**REQUIRED ACTION**
Copy all lines below containing "this".

=====

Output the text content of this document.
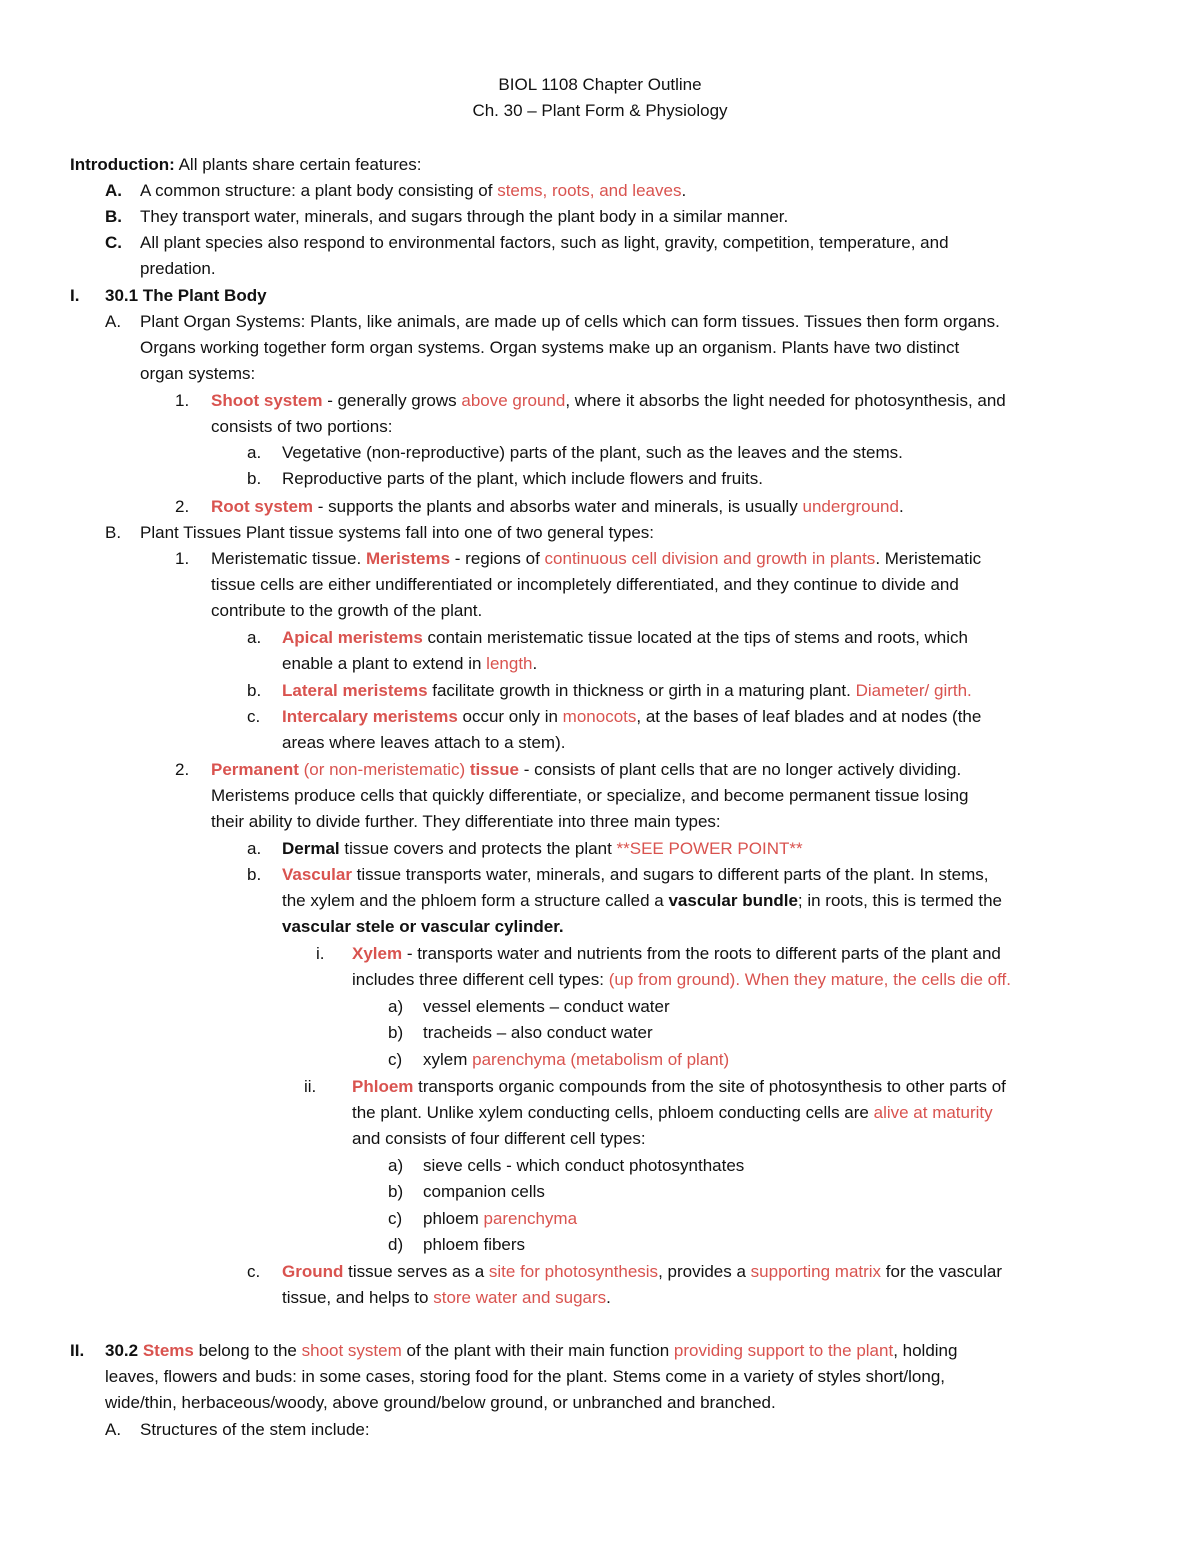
BIOL 1108 Chapter Outline
Ch. 30 – Plant Form & Physiology
Introduction: All plants share certain features:
A. A common structure: a plant body consisting of stems, roots, and leaves.
B. They transport water, minerals, and sugars through the plant body in a similar manner.
C. All plant species also respond to environmental factors, such as light, gravity, competition, temperature, and
predation.
I. 30.1 The Plant Body
A. Plant Organ Systems: Plants, like animals, are made up of cells which can form tissues. Tissues then form organs.
Organs working together form organ systems. Organ systems make up an organism. Plants have two distinct
organ systems:
1. Shoot system - generally grows above ground, where it absorbs the light needed for photosynthesis, and
consists of two portions:
a. Vegetative (non-reproductive) parts of the plant, such as the leaves and the stems.
b. Reproductive parts of the plant, which include flowers and fruits.
2. Root system - supports the plants and absorbs water and minerals, is usually underground.
B. Plant Tissues Plant tissue systems fall into one of two general types:
1. Meristematic tissue. Meristems - regions of continuous cell division and growth in plants. Meristematic
tissue cells are either undifferentiated or incompletely differentiated, and they continue to divide and
contribute to the growth of the plant.
a. Apical meristems contain meristematic tissue located at the tips of stems and roots, which
enable a plant to extend in length.
b. Lateral meristems facilitate growth in thickness or girth in a maturing plant. Diameter/ girth.
c. Intercalary meristems occur only in monocots, at the bases of leaf blades and at nodes (the
areas where leaves attach to a stem).
2. Permanent (or non-meristematic) tissue - consists of plant cells that are no longer actively dividing.
Meristems produce cells that quickly differentiate, or specialize, and become permanent tissue losing
their ability to divide further. They differentiate into three main types:
a. Dermal tissue covers and protects the plant **SEE POWER POINT**
b. Vascular tissue transports water, minerals, and sugars to different parts of the plant. In stems,
the xylem and the phloem form a structure called a vascular bundle; in roots, this is termed the
vascular stele or vascular cylinder.
i. Xylem - transports water and nutrients from the roots to different parts of the plant and
includes three different cell types: (up from ground). When they mature, the cells die off.
a) vessel elements – conduct water
b) tracheids – also conduct water
c) xylem parenchyma (metabolism of plant)
ii. Phloem transports organic compounds from the site of photosynthesis to other parts of
the plant. Unlike xylem conducting cells, phloem conducting cells are alive at maturity
and consists of four different cell types:
a) sieve cells - which conduct photosynthates
b) companion cells
c) phloem parenchyma
d) phloem fibers
c. Ground tissue serves as a site for photosynthesis, provides a supporting matrix for the vascular
tissue, and helps to store water and sugars.
II. 30.2 Stems belong to the shoot system of the plant with their main function providing support to the plant, holding
leaves, flowers and buds: in some cases, storing food for the plant. Stems come in a variety of styles short/long,
wide/thin, herbaceous/woody, above ground/below ground, or unbranched and branched.
A. Structures of the stem include:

=====

**EXERCISE SOLUTION**
Output the text content of this document.
the xylem and the phloem form a structure called a vascular bundle; in roots, this is termed the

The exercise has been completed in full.